## Task statement:
Every entry that follows should be reproduced exactly.

## Extracted records:

---+---

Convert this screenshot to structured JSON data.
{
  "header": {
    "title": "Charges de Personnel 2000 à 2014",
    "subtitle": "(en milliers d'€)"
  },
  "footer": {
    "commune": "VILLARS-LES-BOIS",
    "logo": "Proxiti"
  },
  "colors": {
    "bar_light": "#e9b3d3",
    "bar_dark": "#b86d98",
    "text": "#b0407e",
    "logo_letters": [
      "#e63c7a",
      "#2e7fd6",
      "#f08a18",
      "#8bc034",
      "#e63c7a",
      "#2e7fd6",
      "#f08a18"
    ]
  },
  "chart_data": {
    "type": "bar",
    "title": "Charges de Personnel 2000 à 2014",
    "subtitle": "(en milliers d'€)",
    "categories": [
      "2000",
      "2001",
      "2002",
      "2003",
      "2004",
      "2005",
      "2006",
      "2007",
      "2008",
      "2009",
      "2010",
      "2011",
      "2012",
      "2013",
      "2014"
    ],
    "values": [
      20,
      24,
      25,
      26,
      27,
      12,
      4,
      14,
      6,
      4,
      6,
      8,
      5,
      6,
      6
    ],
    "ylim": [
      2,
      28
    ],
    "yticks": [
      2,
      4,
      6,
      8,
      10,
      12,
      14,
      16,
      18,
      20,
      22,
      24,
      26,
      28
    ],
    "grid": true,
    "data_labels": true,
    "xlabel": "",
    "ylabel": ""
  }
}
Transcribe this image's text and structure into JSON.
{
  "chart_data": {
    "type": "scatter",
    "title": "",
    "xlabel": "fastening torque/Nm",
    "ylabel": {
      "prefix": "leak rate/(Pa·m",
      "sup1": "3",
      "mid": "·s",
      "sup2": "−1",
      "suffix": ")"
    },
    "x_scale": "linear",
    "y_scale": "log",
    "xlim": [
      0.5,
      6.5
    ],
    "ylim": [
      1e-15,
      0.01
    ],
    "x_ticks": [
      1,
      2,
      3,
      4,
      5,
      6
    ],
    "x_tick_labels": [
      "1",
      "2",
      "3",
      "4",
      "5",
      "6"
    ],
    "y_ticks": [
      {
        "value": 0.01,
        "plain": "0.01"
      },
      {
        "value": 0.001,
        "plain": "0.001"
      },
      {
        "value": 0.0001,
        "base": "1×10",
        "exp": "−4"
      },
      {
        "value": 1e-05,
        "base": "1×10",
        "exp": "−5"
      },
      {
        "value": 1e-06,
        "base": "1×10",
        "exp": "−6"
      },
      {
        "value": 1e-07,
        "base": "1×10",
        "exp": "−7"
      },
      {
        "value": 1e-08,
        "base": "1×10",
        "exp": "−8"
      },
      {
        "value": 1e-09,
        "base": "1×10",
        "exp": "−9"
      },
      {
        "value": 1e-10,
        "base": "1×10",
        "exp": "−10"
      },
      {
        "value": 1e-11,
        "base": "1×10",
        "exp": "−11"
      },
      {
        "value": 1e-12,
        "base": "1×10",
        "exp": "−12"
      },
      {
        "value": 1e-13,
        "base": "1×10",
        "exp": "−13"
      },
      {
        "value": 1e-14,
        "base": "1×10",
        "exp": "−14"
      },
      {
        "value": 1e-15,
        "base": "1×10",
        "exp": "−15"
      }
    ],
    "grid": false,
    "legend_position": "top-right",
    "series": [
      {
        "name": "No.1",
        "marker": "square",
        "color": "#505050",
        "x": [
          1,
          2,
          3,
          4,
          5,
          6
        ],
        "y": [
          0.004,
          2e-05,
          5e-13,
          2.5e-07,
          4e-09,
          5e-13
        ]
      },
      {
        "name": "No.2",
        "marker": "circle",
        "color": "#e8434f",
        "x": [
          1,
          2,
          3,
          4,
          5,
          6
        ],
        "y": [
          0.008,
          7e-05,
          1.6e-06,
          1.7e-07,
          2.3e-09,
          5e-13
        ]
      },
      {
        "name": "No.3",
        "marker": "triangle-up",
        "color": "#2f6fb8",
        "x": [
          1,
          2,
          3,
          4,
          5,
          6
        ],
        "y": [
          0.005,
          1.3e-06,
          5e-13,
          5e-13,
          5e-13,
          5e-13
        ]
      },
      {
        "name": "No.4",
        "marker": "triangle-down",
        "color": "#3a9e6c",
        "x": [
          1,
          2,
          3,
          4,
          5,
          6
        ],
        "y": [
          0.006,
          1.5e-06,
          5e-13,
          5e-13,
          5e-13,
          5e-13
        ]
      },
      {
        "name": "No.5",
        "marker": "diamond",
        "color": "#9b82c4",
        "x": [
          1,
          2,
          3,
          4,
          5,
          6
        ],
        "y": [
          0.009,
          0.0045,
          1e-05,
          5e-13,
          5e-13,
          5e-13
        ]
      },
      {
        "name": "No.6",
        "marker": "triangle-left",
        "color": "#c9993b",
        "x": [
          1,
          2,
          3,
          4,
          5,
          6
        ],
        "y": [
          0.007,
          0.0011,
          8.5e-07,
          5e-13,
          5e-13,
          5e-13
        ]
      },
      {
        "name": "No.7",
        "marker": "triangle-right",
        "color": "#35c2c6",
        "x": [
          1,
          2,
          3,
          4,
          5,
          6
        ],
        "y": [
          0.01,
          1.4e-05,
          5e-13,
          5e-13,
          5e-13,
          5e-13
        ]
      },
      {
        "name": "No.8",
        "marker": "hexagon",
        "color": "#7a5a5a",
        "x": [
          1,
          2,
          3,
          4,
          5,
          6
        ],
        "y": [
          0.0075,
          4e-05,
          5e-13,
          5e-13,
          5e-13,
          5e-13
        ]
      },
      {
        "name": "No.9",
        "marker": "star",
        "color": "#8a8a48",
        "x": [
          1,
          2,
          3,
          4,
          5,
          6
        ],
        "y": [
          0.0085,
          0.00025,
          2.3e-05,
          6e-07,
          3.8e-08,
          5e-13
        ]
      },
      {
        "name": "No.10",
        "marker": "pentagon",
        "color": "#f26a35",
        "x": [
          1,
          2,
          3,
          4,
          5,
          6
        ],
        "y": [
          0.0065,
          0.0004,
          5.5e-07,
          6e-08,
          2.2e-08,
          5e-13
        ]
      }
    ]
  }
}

---+---

## Task result:
Convert this screenshot to structured JSON data.
{
  "header": {
    "title": "Charges de Personnel 2000 à 2014",
    "subtitle": "(en milliers d'€)"
  },
  "footer": {
    "commune": "VILLARS-LES-BOIS",
    "logo": "Proxiti"
  },
  "colors": {
    "bar_light": "#e9b3d3",
    "bar_dark": "#b86d98",
    "text": "#b0407e",
    "logo_letters": [
      "#e63c7a",
      "#2e7fd6",
      "#f08a18",
      "#8bc034",
      "#e63c7a",
      "#2e7fd6",
      "#f08a18"
    ]
  },
  "chart_data": {
    "type": "bar",
    "title": "Charges de Personnel 2000 à 2014",
    "subtitle": "(en milliers d'€)",
    "categories": [
      "2000",
      "2001",
      "2002",
      "2003",
      "2004",
      "2005",
      "2006",
      "2007",
      "2008",
      "2009",
      "2010",
      "2011",
      "2012",
      "2013",
      "2014"
    ],
    "values": [
      20,
      24,
      25,
      26,
      27,
      12,
      4,
      14,
      6,
      4,
      6,
      8,
      5,
      6,
      6
    ],
    "ylim": [
      2,
      28
    ],
    "yticks": [
      2,
      4,
      6,
      8,
      10,
      12,
      14,
      16,
      18,
      20,
      22,
      24,
      26,
      28
    ],
    "grid": true,
    "data_labels": true,
    "xlabel": "",
    "ylabel": ""
  }
}
Transcribe this image's text and structure into JSON.
{
  "chart_data": {
    "type": "scatter",
    "title": "",
    "xlabel": "fastening torque/Nm",
    "ylabel": {
      "prefix": "leak rate/(Pa·m",
      "sup1": "3",
      "mid": "·s",
      "sup2": "−1",
      "suffix": ")"
    },
    "x_scale": "linear",
    "y_scale": "log",
    "xlim": [
      0.5,
      6.5
    ],
    "ylim": [
      1e-15,
      0.01
    ],
    "x_ticks": [
      1,
      2,
      3,
      4,
      5,
      6
    ],
    "x_tick_labels": [
      "1",
      "2",
      "3",
      "4",
      "5",
      "6"
    ],
    "y_ticks": [
      {
        "value": 0.01,
        "plain": "0.01"
      },
      {
        "value": 0.001,
        "plain": "0.001"
      },
      {
        "value": 0.0001,
        "base": "1×10",
        "exp": "−4"
      },
      {
        "value": 1e-05,
        "base": "1×10",
        "exp": "−5"
      },
      {
        "value": 1e-06,
        "base": "1×10",
        "exp": "−6"
      },
      {
        "value": 1e-07,
        "base": "1×10",
        "exp": "−7"
      },
      {
        "value": 1e-08,
        "base": "1×10",
        "exp": "−8"
      },
      {
        "value": 1e-09,
        "base": "1×10",
        "exp": "−9"
      },
      {
        "value": 1e-10,
        "base": "1×10",
        "exp": "−10"
      },
      {
        "value": 1e-11,
        "base": "1×10",
        "exp": "−11"
      },
      {
        "value": 1e-12,
        "base": "1×10",
        "exp": "−12"
      },
      {
        "value": 1e-13,
        "base": "1×10",
        "exp": "−13"
      },
      {
        "value": 1e-14,
        "base": "1×10",
        "exp": "−14"
      },
      {
        "value": 1e-15,
        "base": "1×10",
        "exp": "−15"
      }
    ],
    "grid": false,
    "legend_position": "top-right",
    "series": [
      {
        "name": "No.1",
        "marker": "square",
        "color": "#505050",
        "x": [
          1,
          2,
          3,
          4,
          5,
          6
        ],
        "y": [
          0.004,
          2e-05,
          5e-13,
          2.5e-07,
          4e-09,
          5e-13
        ]
      },
      {
        "name": "No.2",
        "marker": "circle",
        "color": "#e8434f",
        "x": [
          1,
          2,
          3,
          4,
          5,
          6
        ],
        "y": [
          0.008,
          7e-05,
          1.6e-06,
          1.7e-07,
          2.3e-09,
          5e-13
        ]
      },
      {
        "name": "No.3",
        "marker": "triangle-up",
        "color": "#2f6fb8",
        "x": [
          1,
          2,
          3,
          4,
          5,
          6
        ],
        "y": [
          0.005,
          1.3e-06,
          5e-13,
          5e-13,
          5e-13,
          5e-13
        ]
      },
      {
        "name": "No.4",
        "marker": "triangle-down",
        "color": "#3a9e6c",
        "x": [
          1,
          2,
          3,
          4,
          5,
          6
        ],
        "y": [
          0.006,
          1.5e-06,
          5e-13,
          5e-13,
          5e-13,
          5e-13
        ]
      },
      {
        "name": "No.5",
        "marker": "diamond",
        "color": "#9b82c4",
        "x": [
          1,
          2,
          3,
          4,
          5,
          6
        ],
        "y": [
          0.009,
          0.0045,
          1e-05,
          5e-13,
          5e-13,
          5e-13
        ]
      },
      {
        "name": "No.6",
        "marker": "triangle-left",
        "color": "#c9993b",
        "x": [
          1,
          2,
          3,
          4,
          5,
          6
        ],
        "y": [
          0.007,
          0.0011,
          8.5e-07,
          5e-13,
          5e-13,
          5e-13
        ]
      },
      {
        "name": "No.7",
        "marker": "triangle-right",
        "color": "#35c2c6",
        "x": [
          1,
          2,
          3,
          4,
          5,
          6
        ],
        "y": [
          0.01,
          1.4e-05,
          5e-13,
          5e-13,
          5e-13,
          5e-13
        ]
      },
      {
        "name": "No.8",
        "marker": "hexagon",
        "color": "#7a5a5a",
        "x": [
          1,
          2,
          3,
          4,
          5,
          6
        ],
        "y": [
          0.0075,
          4e-05,
          5e-13,
          5e-13,
          5e-13,
          5e-13
        ]
      },
      {
        "name": "No.9",
        "marker": "star",
        "color": "#8a8a48",
        "x": [
          1,
          2,
          3,
          4,
          5,
          6
        ],
        "y": [
          0.0085,
          0.00025,
          2.3e-05,
          6e-07,
          3.8e-08,
          5e-13
        ]
      },
      {
        "name": "No.10",
        "marker": "pentagon",
        "color": "#f26a35",
        "x": [
          1,
          2,
          3,
          4,
          5,
          6
        ],
        "y": [
          0.0065,
          0.0004,
          5.5e-07,
          6e-08,
          2.2e-08,
          5e-13
        ]
      }
    ]
  }
}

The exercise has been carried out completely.